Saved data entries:
** START **

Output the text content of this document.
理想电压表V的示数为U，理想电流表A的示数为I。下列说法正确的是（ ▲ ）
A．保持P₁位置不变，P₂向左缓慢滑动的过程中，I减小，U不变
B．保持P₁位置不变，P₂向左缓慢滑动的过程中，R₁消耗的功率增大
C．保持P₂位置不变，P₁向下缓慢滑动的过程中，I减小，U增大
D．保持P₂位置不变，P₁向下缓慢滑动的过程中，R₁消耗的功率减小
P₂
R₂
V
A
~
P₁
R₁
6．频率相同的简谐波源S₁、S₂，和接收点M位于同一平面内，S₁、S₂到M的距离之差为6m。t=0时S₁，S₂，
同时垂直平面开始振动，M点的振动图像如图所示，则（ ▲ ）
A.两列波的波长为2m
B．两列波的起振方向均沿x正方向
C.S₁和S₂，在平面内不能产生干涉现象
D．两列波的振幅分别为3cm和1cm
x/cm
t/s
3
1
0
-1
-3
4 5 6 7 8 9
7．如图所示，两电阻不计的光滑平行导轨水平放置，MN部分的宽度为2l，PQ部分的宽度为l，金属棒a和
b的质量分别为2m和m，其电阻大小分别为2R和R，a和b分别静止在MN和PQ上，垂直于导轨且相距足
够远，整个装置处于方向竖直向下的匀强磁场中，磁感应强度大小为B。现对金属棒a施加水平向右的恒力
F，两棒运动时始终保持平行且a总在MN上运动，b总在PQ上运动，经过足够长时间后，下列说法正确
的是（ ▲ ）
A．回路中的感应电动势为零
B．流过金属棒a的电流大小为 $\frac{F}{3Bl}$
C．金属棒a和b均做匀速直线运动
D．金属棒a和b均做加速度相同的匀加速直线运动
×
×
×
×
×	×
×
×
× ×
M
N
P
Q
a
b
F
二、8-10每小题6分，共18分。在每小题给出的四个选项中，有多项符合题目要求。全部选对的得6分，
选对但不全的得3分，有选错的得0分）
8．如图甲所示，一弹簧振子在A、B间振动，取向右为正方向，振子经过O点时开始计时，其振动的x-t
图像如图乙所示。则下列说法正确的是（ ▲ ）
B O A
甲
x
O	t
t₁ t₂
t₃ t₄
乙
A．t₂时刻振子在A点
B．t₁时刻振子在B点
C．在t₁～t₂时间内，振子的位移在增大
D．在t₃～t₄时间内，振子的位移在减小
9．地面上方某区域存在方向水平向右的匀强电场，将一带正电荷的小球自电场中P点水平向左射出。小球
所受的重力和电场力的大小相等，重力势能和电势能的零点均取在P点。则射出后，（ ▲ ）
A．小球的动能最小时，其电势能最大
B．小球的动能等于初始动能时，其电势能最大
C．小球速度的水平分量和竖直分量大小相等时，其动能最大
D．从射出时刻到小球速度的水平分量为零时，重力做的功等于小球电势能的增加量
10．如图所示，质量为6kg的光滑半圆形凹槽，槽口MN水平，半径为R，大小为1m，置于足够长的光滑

** END **

Do this. Restate every entry word for word.

Solved exercise.
Output the text content of this document.
理想电压表V的示数为U，理想电流表A的示数为I。下列说法正确的是（ ▲ ）
A．保持P₁位置不变，P₂向左缓慢滑动的过程中，I减小，U不变
B．保持P₁位置不变，P₂向左缓慢滑动的过程中，R₁消耗的功率增大
C．保持P₂位置不变，P₁向下缓慢滑动的过程中，I减小，U增大
D．保持P₂位置不变，P₁向下缓慢滑动的过程中，R₁消耗的功率减小
P₂
R₂
V
A
~
P₁
R₁
6．频率相同的简谐波源S₁、S₂，和接收点M位于同一平面内，S₁、S₂到M的距离之差为6m。t=0时S₁，S₂，
同时垂直平面开始振动，M点的振动图像如图所示，则（ ▲ ）
A.两列波的波长为2m
B．两列波的起振方向均沿x正方向
C.S₁和S₂，在平面内不能产生干涉现象
D．两列波的振幅分别为3cm和1cm
x/cm
t/s
3
1
0
-1
-3
4 5 6 7 8 9
7．如图所示，两电阻不计的光滑平行导轨水平放置，MN部分的宽度为2l，PQ部分的宽度为l，金属棒a和
b的质量分别为2m和m，其电阻大小分别为2R和R，a和b分别静止在MN和PQ上，垂直于导轨且相距足
够远，整个装置处于方向竖直向下的匀强磁场中，磁感应强度大小为B。现对金属棒a施加水平向右的恒力
F，两棒运动时始终保持平行且a总在MN上运动，b总在PQ上运动，经过足够长时间后，下列说法正确
的是（ ▲ ）
A．回路中的感应电动势为零
B．流过金属棒a的电流大小为 $\frac{F}{3Bl}$
C．金属棒a和b均做匀速直线运动
D．金属棒a和b均做加速度相同的匀加速直线运动
×
×
×
×
×	×
×
×
× ×
M
N
P
Q
a
b
F
二、8-10每小题6分，共18分。在每小题给出的四个选项中，有多项符合题目要求。全部选对的得6分，
选对但不全的得3分，有选错的得0分）
8．如图甲所示，一弹簧振子在A、B间振动，取向右为正方向，振子经过O点时开始计时，其振动的x-t
图像如图乙所示。则下列说法正确的是（ ▲ ）
B O A
甲
x
O	t
t₁ t₂
t₃ t₄
乙
A．t₂时刻振子在A点
B．t₁时刻振子在B点
C．在t₁～t₂时间内，振子的位移在增大
D．在t₃～t₄时间内，振子的位移在减小
9．地面上方某区域存在方向水平向右的匀强电场，将一带正电荷的小球自电场中P点水平向左射出。小球
所受的重力和电场力的大小相等，重力势能和电势能的零点均取在P点。则射出后，（ ▲ ）
A．小球的动能最小时，其电势能最大
B．小球的动能等于初始动能时，其电势能最大
C．小球速度的水平分量和竖直分量大小相等时，其动能最大
D．从射出时刻到小球速度的水平分量为零时，重力做的功等于小球电势能的增加量
10．如图所示，质量为6kg的光滑半圆形凹槽，槽口MN水平，半径为R，大小为1m，置于足够长的光滑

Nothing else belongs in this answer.